* [TASK OBJECTIVE]
Every record should be written out exactly, with the pictures left out.

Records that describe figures
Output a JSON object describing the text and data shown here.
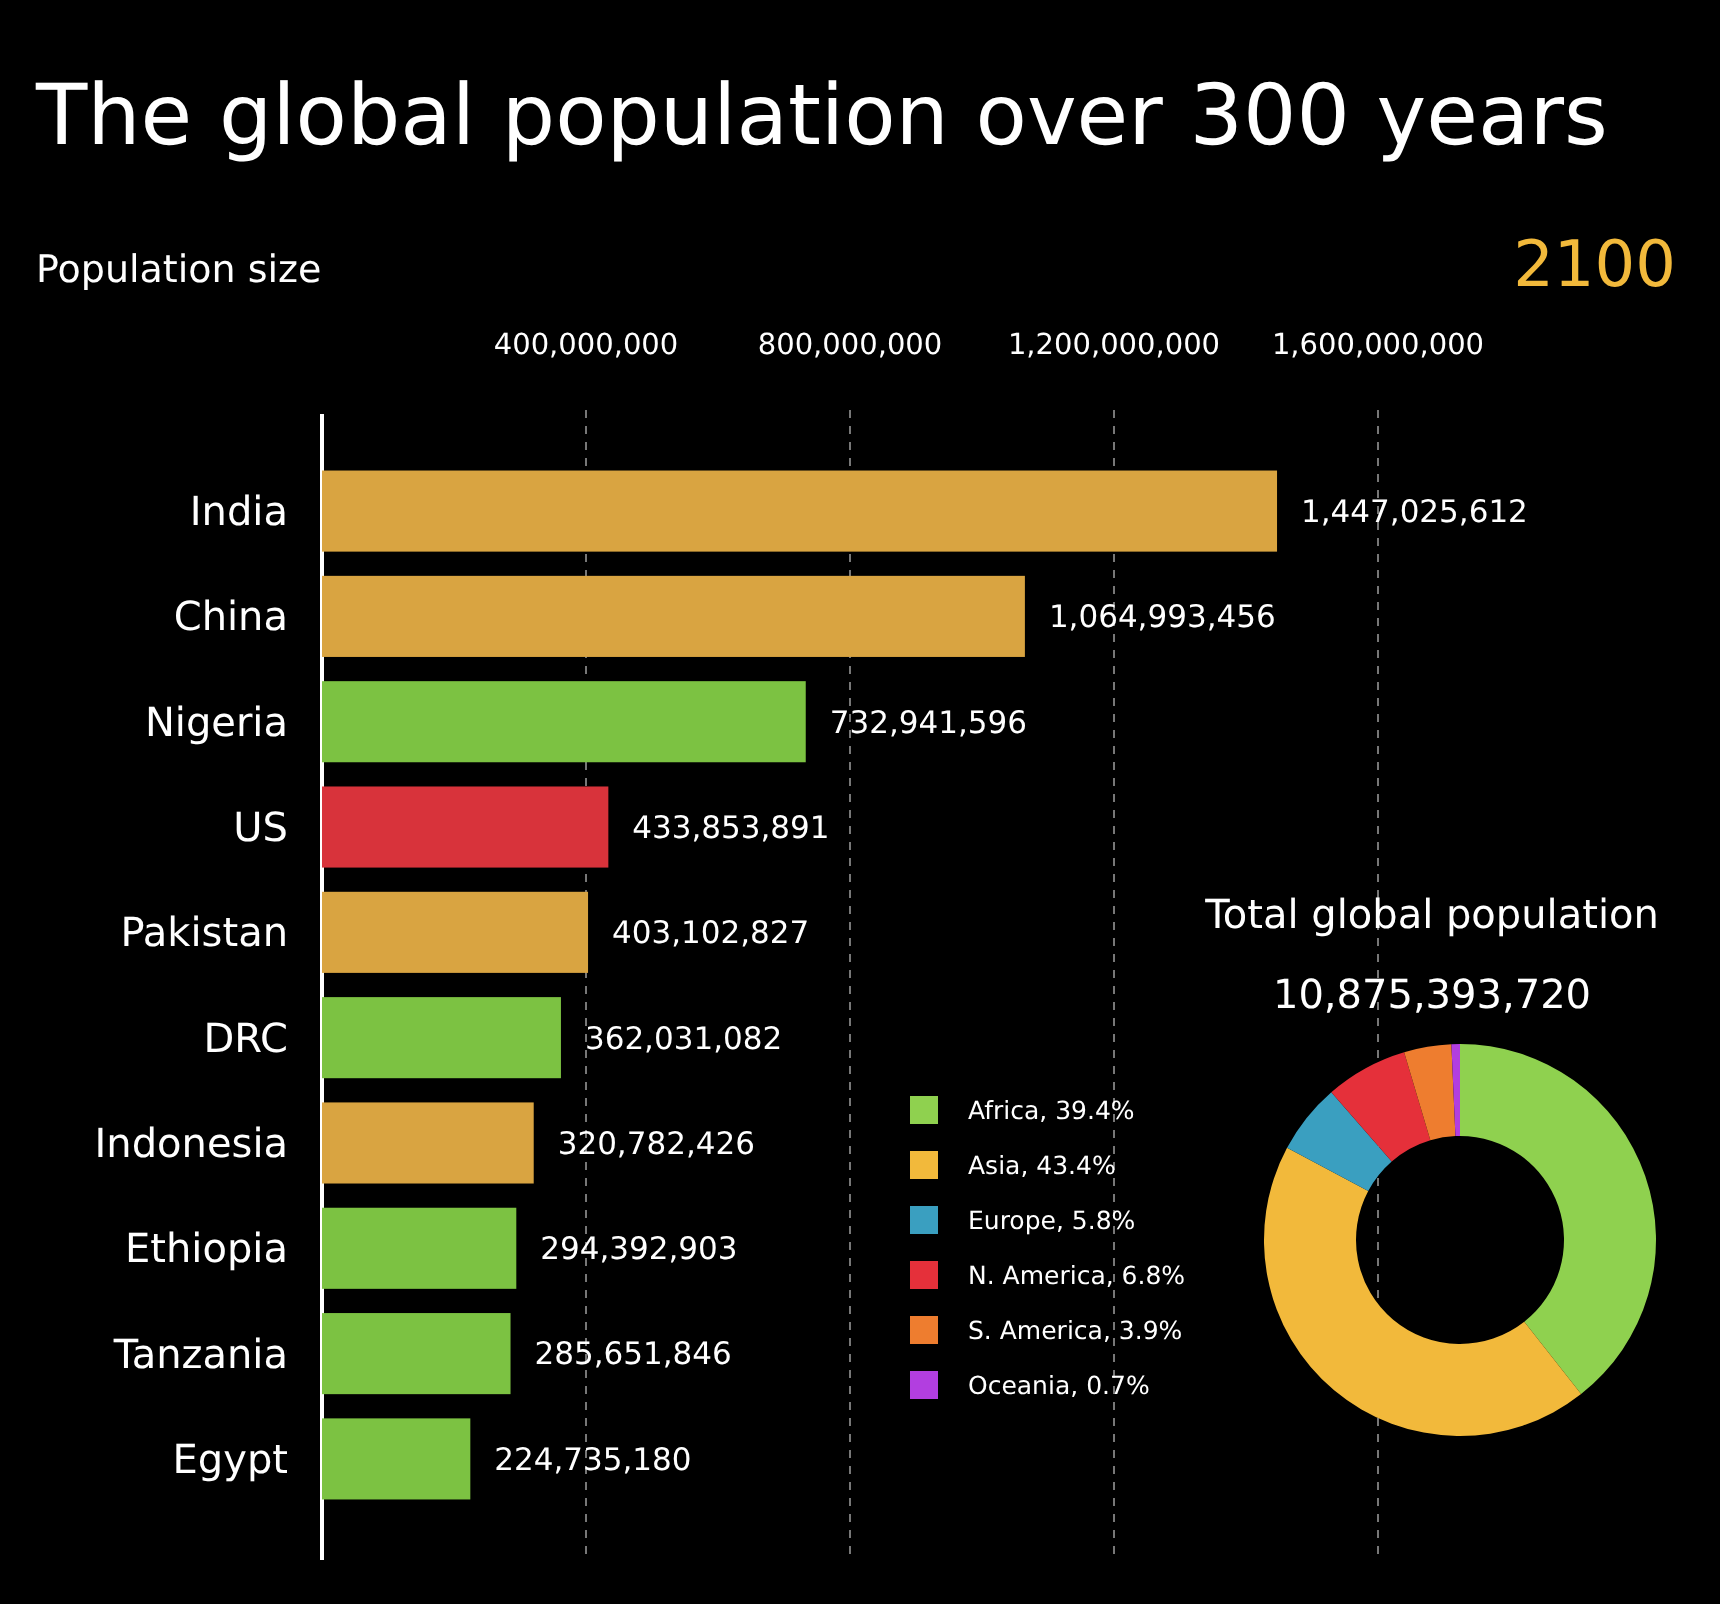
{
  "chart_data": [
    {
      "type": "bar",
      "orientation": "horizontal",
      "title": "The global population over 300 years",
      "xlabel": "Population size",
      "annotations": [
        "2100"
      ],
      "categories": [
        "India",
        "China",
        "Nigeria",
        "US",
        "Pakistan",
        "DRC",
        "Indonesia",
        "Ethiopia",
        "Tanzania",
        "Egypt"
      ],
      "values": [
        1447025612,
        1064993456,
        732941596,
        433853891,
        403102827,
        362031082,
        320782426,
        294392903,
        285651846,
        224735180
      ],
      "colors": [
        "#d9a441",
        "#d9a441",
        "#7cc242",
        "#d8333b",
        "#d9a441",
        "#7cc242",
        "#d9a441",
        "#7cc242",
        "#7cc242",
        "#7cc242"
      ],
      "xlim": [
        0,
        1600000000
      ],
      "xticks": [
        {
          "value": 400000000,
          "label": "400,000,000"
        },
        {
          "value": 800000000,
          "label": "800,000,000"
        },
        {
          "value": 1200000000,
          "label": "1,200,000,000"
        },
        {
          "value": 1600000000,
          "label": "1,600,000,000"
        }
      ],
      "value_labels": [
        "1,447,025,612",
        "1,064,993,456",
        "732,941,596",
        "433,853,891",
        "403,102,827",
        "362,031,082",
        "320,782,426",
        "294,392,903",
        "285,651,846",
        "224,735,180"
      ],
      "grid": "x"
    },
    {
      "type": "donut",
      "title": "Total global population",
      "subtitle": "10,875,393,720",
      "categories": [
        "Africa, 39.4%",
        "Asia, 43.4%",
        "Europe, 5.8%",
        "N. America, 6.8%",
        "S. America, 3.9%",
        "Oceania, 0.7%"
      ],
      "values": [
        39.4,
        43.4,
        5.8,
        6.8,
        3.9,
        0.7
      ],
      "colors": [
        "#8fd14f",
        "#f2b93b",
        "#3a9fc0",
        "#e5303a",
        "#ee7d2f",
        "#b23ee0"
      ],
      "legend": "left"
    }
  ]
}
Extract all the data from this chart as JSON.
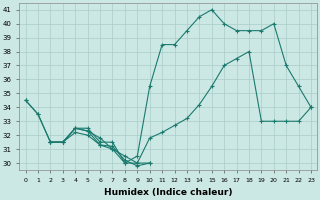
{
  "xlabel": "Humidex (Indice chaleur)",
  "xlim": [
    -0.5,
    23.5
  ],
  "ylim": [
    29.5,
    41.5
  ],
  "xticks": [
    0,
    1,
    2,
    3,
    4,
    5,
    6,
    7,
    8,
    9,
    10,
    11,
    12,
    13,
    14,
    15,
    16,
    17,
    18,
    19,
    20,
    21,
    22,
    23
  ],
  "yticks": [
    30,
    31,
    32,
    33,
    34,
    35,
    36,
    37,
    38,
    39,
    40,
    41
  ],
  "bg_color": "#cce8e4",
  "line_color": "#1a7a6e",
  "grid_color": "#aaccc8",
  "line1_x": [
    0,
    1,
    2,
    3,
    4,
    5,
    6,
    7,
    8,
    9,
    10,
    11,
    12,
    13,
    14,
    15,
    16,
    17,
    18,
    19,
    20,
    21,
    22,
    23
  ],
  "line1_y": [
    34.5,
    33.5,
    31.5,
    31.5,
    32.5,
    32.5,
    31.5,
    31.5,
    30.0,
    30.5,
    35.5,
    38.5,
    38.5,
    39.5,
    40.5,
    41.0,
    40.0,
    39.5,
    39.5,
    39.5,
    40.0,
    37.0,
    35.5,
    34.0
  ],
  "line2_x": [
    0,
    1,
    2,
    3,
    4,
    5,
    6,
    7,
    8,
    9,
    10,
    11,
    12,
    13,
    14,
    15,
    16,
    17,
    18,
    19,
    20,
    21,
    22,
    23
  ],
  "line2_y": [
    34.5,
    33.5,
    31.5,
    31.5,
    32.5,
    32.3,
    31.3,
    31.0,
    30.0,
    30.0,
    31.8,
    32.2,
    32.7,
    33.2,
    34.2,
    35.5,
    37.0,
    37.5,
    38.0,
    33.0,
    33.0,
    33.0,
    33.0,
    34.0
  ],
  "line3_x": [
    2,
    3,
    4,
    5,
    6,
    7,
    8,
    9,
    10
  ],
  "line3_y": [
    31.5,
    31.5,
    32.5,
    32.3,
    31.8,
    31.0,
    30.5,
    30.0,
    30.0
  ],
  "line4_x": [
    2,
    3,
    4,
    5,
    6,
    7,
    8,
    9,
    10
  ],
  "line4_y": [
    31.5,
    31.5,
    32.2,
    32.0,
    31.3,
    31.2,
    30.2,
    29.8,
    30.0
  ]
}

* [REPLY TO THE TASK]
Output a JSON object describing the text and data shown here.
{
  "chart_data": [
    {
      "type": "bar",
      "orientation": "horizontal",
      "title": "The global population over 300 years",
      "xlabel": "Population size",
      "annotations": [
        "2100"
      ],
      "categories": [
        "India",
        "China",
        "Nigeria",
        "US",
        "Pakistan",
        "DRC",
        "Indonesia",
        "Ethiopia",
        "Tanzania",
        "Egypt"
      ],
      "values": [
        1447025612,
        1064993456,
        732941596,
        433853891,
        403102827,
        362031082,
        320782426,
        294392903,
        285651846,
        224735180
      ],
      "colors": [
        "#d9a441",
        "#d9a441",
        "#7cc242",
        "#d8333b",
        "#d9a441",
        "#7cc242",
        "#d9a441",
        "#7cc242",
        "#7cc242",
        "#7cc242"
      ],
      "xlim": [
        0,
        1600000000
      ],
      "xticks": [
        {
          "value": 400000000,
          "label": "400,000,000"
        },
        {
          "value": 800000000,
          "label": "800,000,000"
        },
        {
          "value": 1200000000,
          "label": "1,200,000,000"
        },
        {
          "value": 1600000000,
          "label": "1,600,000,000"
        }
      ],
      "value_labels": [
        "1,447,025,612",
        "1,064,993,456",
        "732,941,596",
        "433,853,891",
        "403,102,827",
        "362,031,082",
        "320,782,426",
        "294,392,903",
        "285,651,846",
        "224,735,180"
      ],
      "grid": "x"
    },
    {
      "type": "donut",
      "title": "Total global population",
      "subtitle": "10,875,393,720",
      "categories": [
        "Africa, 39.4%",
        "Asia, 43.4%",
        "Europe, 5.8%",
        "N. America, 6.8%",
        "S. America, 3.9%",
        "Oceania, 0.7%"
      ],
      "values": [
        39.4,
        43.4,
        5.8,
        6.8,
        3.9,
        0.7
      ],
      "colors": [
        "#8fd14f",
        "#f2b93b",
        "#3a9fc0",
        "#e5303a",
        "#ee7d2f",
        "#b23ee0"
      ],
      "legend": "left"
    }
  ]
}
Extract all the data from this chart as JSON.
{
  "xlabel": "Humidex (Indice chaleur)",
  "xlim": [
    -0.5,
    23.5
  ],
  "ylim": [
    29.5,
    41.5
  ],
  "xticks": [
    0,
    1,
    2,
    3,
    4,
    5,
    6,
    7,
    8,
    9,
    10,
    11,
    12,
    13,
    14,
    15,
    16,
    17,
    18,
    19,
    20,
    21,
    22,
    23
  ],
  "yticks": [
    30,
    31,
    32,
    33,
    34,
    35,
    36,
    37,
    38,
    39,
    40,
    41
  ],
  "bg_color": "#cce8e4",
  "line_color": "#1a7a6e",
  "grid_color": "#aaccc8",
  "line1_x": [
    0,
    1,
    2,
    3,
    4,
    5,
    6,
    7,
    8,
    9,
    10,
    11,
    12,
    13,
    14,
    15,
    16,
    17,
    18,
    19,
    20,
    21,
    22,
    23
  ],
  "line1_y": [
    34.5,
    33.5,
    31.5,
    31.5,
    32.5,
    32.5,
    31.5,
    31.5,
    30.0,
    30.5,
    35.5,
    38.5,
    38.5,
    39.5,
    40.5,
    41.0,
    40.0,
    39.5,
    39.5,
    39.5,
    40.0,
    37.0,
    35.5,
    34.0
  ],
  "line2_x": [
    0,
    1,
    2,
    3,
    4,
    5,
    6,
    7,
    8,
    9,
    10,
    11,
    12,
    13,
    14,
    15,
    16,
    17,
    18,
    19,
    20,
    21,
    22,
    23
  ],
  "line2_y": [
    34.5,
    33.5,
    31.5,
    31.5,
    32.5,
    32.3,
    31.3,
    31.0,
    30.0,
    30.0,
    31.8,
    32.2,
    32.7,
    33.2,
    34.2,
    35.5,
    37.0,
    37.5,
    38.0,
    33.0,
    33.0,
    33.0,
    33.0,
    34.0
  ],
  "line3_x": [
    2,
    3,
    4,
    5,
    6,
    7,
    8,
    9,
    10
  ],
  "line3_y": [
    31.5,
    31.5,
    32.5,
    32.3,
    31.8,
    31.0,
    30.5,
    30.0,
    30.0
  ],
  "line4_x": [
    2,
    3,
    4,
    5,
    6,
    7,
    8,
    9,
    10
  ],
  "line4_y": [
    31.5,
    31.5,
    32.2,
    32.0,
    31.3,
    31.2,
    30.2,
    29.8,
    30.0
  ]
}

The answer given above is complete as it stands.